Aim -
Rewrite everything from the start of the lines down to the line containing "tec-cell (1033, 239, 1042, 248)", swapping "tec-cell" for "tec-point" and keeping all else the same.

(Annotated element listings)
----

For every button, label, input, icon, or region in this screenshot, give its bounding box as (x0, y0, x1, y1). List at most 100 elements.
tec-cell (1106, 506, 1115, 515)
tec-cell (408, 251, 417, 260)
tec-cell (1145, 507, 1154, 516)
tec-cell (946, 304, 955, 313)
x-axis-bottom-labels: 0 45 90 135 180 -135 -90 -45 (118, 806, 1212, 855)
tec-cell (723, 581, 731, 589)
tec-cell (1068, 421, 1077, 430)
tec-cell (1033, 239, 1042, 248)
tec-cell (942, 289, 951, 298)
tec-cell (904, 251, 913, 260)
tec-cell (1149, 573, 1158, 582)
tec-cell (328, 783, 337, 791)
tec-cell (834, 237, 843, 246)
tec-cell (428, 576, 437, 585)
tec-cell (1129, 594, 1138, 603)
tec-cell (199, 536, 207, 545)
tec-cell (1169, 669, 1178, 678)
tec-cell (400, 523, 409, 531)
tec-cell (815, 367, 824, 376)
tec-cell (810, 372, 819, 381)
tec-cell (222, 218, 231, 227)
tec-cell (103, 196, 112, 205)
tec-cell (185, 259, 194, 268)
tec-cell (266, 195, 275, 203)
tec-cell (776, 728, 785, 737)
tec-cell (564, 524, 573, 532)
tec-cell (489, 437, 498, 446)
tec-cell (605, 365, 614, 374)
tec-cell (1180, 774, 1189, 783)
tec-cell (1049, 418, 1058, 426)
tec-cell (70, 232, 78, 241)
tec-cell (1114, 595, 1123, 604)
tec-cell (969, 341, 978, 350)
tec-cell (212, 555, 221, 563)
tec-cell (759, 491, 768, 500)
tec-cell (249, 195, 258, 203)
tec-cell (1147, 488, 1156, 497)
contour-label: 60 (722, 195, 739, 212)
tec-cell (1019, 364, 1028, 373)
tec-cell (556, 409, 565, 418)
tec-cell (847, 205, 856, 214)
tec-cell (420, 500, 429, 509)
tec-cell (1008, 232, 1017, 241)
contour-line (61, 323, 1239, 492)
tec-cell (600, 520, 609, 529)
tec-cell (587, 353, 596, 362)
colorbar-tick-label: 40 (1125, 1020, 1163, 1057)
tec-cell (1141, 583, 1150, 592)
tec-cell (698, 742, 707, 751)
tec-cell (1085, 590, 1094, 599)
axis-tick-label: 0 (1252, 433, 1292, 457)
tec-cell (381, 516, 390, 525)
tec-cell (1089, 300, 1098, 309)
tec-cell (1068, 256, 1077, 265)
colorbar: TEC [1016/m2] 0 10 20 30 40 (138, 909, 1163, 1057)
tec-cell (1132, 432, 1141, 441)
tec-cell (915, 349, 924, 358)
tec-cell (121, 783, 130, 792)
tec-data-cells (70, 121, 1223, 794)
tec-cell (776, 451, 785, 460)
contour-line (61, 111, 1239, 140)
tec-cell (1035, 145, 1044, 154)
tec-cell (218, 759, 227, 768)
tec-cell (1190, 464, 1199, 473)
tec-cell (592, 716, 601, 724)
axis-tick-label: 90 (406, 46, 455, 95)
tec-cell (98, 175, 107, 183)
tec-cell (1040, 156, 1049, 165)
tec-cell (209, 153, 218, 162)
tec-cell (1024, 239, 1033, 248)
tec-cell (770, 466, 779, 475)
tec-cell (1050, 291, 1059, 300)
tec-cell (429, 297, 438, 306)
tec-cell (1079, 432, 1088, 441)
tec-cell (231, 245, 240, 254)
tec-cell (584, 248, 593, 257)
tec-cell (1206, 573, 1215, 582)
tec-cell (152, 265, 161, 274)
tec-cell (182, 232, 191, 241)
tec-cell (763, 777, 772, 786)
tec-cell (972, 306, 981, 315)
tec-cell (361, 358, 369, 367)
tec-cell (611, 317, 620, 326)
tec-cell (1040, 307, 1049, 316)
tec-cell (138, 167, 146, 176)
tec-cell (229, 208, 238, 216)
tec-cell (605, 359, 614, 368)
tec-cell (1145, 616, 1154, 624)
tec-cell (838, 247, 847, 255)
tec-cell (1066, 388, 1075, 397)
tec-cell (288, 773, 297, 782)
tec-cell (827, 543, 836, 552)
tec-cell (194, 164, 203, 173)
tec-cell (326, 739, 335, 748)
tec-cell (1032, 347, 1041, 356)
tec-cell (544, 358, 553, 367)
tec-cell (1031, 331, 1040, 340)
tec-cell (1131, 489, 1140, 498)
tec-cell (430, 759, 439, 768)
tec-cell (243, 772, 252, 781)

----

Answer for the task -
For every button, label, input, icon, or region in this screenshot, give its bounding box as (x0, y0, x1, y1). List at most 100 elements.
tec-point (1106, 506, 1115, 515)
tec-point (408, 251, 417, 260)
tec-point (1145, 507, 1154, 516)
tec-point (946, 304, 955, 313)
x-axis-bottom-labels: 0 45 90 135 180 -135 -90 -45 (118, 806, 1212, 855)
tec-point (723, 581, 731, 589)
tec-point (1068, 421, 1077, 430)
tec-point (1033, 239, 1042, 248)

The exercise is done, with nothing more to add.